=== SOURCE DOCUMENT ===
********************
This is the first article and my new blog, and this one will be fast and direct! There is not too much to explain.
Motivation
Terabytes of small files stored into a OCFS2 file system shared between two hosts and giving a lot of trouble, for example:
- Terrible I/O (probably dlm related, since distributed lock is done through network);
- Backup always outdated (mostly because of the problem above);
- Split brain and STONITH;
And the most important one:
- I hate cluster filesystems;
The project
Months ago, i started to think how to breakup this old school “enterprise” architeture to something modern, scalable, high available and easy to handle and i wonder immediately the way Amazon S3 works, and for my project, i’d like to have the same simplicity and scalability as S3 has. Obviously, is more logical to use S3 instead of build something like it, but in my case i already have a private cloud infrastructure, so we choose to build something! At this point i don’t need the “buckets” feature that exists in S3, so this article will not cover a way to do it. To start, i write down on a paper some requirements that i wonder it would be truly important to build the solution:
- virtualized infrastructure;
As mentioned, we already had our own private cloud.
- distributed storage;
A great challenge. How to distribute the files and still know where are they?
- hot backups;
Just in case of a node failure. We MUST have the files available.
- cold backup;
Safe copy
- restful api;
To handle files. Uploads and Deletes.
After a little research about a way to have all of these features, i decide to use NGINX with Lua and DAV modules, together with some data disks to distribute my files. DAV module can handle PUT and DELETE methods, so i didn’t need to write nothing to handle the uploads and deletes. To divide and balance the file tree (shard) i’ve used the MD5 algorithm (as i usually do). I draw the architecture with 5 servers: I will use some fictional IP address to illustrate the architecture 2 frontend servers (to serve and upload content);
- frontend01 (192.168.0.10);
- frontend02 (192.168.0.11);
3 (or more) storage servers (to attach my virtual disks and split the data);
The great thing here is, both frontends and storages are on top of NGINX! Hands on Install NGINX with Lua and DAV module enabled. I will not teach you to do it. You can check how to do here: http://wiki.nginx.org/HttpLuaModule#Installation; and here: http://nginx.org/en/docs/http/ngx_http_dav_module.html Also install dnsmasq in all 5 servers, to resolve dns locally.
********************
=== DATASET RECORDS ===
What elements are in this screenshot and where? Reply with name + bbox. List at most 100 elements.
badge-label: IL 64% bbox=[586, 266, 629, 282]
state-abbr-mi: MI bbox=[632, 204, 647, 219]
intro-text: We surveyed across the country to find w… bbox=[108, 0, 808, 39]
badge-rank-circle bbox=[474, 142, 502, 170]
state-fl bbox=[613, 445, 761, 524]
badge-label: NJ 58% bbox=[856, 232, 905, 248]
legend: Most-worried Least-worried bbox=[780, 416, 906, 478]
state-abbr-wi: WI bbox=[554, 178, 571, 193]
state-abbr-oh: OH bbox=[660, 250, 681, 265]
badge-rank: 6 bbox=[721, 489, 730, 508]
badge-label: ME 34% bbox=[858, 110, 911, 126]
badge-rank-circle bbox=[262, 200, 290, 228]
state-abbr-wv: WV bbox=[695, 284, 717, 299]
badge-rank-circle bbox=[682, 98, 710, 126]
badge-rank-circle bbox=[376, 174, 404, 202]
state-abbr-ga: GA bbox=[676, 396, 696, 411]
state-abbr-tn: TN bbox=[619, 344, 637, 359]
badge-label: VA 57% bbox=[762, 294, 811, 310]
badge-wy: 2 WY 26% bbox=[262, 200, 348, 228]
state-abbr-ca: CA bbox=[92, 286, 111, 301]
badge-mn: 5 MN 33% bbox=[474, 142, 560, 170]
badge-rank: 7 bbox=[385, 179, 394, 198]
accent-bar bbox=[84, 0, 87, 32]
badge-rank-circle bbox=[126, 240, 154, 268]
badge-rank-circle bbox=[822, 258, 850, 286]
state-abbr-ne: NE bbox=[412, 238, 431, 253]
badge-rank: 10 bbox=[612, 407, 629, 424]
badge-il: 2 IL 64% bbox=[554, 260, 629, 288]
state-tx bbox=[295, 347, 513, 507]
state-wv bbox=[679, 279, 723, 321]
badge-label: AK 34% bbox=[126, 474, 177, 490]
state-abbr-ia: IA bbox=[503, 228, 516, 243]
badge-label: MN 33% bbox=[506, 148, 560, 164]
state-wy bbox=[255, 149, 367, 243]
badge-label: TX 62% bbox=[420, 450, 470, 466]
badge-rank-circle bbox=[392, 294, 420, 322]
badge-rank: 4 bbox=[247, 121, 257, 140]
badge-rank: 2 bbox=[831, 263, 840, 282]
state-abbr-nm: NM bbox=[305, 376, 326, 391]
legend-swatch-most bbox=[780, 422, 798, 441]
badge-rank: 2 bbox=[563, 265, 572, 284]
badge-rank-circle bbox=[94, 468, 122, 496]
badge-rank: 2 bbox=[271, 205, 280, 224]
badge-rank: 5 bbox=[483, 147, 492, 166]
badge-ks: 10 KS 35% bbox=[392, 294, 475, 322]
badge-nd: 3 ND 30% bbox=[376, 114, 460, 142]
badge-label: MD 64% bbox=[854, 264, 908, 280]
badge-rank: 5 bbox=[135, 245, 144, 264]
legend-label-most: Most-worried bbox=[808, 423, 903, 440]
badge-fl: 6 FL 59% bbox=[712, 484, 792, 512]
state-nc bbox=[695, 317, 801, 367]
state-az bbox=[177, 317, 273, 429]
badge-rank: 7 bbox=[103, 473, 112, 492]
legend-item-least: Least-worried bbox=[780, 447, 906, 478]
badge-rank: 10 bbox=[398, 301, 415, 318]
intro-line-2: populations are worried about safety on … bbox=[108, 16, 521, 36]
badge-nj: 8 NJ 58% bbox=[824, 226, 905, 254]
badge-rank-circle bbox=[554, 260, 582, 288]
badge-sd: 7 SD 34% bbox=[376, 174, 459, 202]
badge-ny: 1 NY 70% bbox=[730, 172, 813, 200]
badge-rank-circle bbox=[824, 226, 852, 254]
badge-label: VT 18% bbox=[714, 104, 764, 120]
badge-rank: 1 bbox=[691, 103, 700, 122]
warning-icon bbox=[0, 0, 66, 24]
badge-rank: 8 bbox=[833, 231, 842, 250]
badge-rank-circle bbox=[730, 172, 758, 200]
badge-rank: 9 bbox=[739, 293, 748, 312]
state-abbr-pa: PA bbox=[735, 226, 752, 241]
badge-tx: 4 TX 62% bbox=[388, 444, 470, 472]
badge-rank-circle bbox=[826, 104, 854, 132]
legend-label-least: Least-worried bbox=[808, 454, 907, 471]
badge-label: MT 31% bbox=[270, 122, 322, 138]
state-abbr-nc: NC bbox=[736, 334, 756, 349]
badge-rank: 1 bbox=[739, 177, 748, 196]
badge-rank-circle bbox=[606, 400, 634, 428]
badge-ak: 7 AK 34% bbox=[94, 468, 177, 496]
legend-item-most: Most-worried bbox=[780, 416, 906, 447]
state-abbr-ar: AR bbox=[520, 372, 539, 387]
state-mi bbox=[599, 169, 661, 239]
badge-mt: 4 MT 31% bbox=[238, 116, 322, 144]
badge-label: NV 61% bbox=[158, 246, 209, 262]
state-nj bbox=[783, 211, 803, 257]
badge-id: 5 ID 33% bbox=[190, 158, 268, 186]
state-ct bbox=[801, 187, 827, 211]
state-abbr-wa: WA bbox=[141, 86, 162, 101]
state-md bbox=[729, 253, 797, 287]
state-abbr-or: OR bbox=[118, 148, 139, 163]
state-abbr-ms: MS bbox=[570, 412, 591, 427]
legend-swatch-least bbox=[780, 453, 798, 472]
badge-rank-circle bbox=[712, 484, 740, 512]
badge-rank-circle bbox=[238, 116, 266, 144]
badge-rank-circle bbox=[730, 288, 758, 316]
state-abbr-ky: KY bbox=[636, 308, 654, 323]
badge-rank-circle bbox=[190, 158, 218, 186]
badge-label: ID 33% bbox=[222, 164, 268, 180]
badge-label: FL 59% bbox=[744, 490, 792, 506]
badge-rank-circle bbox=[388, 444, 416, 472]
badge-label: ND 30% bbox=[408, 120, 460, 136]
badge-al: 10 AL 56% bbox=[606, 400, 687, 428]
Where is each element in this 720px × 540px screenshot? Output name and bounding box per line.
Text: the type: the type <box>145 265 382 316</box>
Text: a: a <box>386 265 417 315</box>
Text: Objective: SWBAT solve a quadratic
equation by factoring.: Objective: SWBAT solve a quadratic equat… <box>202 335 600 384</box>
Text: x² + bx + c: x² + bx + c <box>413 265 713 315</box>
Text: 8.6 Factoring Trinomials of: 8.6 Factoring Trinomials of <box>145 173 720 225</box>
********************
=== WHAT IS EXPECTED ===
Reproduce word for word the passage of the NGINX storage article starting at "- distributed storage;" and ending at "the files available.".

=== SOLUTION FOR THIS EXERCISE ===
- distributed storage;
A great challenge. How to distribute the files and still know where are they?
- hot backups;
Just in case of a node failure. We MUST have the files available.